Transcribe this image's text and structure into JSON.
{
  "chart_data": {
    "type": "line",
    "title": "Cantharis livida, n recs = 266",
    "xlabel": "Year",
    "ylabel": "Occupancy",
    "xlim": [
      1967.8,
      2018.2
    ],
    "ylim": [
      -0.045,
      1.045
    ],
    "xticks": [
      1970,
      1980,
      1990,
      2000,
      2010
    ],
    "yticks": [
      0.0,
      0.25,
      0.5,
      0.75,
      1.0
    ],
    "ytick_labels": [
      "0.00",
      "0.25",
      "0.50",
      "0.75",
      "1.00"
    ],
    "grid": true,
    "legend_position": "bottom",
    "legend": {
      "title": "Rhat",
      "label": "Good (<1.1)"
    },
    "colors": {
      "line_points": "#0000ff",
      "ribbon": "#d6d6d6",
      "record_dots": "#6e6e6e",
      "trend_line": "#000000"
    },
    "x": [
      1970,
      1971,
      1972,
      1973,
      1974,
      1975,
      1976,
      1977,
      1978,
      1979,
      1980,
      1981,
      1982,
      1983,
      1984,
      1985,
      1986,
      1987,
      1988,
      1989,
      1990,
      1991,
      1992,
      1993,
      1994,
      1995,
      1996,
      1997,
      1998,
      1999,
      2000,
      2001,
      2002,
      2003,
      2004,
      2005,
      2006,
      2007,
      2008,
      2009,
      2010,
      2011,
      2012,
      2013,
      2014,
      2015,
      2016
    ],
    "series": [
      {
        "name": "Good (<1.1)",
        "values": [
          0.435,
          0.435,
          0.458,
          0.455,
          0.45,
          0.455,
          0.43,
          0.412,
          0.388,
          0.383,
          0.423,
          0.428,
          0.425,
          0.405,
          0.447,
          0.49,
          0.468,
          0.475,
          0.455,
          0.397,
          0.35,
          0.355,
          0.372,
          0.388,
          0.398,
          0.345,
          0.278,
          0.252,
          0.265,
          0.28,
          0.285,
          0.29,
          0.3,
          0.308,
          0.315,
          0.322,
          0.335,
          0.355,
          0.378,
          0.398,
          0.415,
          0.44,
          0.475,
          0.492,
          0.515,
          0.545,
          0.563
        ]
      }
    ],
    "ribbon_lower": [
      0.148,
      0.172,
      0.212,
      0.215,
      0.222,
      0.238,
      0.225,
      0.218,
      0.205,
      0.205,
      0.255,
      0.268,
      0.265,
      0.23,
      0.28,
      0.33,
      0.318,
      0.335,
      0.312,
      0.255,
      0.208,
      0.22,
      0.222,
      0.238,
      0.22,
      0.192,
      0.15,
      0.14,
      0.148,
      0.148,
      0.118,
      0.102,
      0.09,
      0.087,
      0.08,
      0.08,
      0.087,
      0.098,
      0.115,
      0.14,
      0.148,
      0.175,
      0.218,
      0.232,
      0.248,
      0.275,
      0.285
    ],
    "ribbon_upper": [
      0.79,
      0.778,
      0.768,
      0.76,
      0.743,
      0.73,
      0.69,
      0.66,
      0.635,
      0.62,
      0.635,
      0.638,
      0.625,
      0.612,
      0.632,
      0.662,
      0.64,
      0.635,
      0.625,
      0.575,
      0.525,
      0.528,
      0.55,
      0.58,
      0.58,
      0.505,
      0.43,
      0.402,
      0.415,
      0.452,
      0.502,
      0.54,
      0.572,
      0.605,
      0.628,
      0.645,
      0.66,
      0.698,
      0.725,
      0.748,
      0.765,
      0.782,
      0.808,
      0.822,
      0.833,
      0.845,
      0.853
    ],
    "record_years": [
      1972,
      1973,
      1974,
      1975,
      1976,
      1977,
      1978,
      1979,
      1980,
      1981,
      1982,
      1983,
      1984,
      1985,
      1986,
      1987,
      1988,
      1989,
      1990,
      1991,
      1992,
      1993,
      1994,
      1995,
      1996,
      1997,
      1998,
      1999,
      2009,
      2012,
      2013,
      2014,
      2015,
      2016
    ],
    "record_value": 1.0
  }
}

*****

__Job__.
Identify every line where the string "title" appears.

__Response__.
    "title": "Cantharis livida, n recs = 266",
      "title": "Rhat",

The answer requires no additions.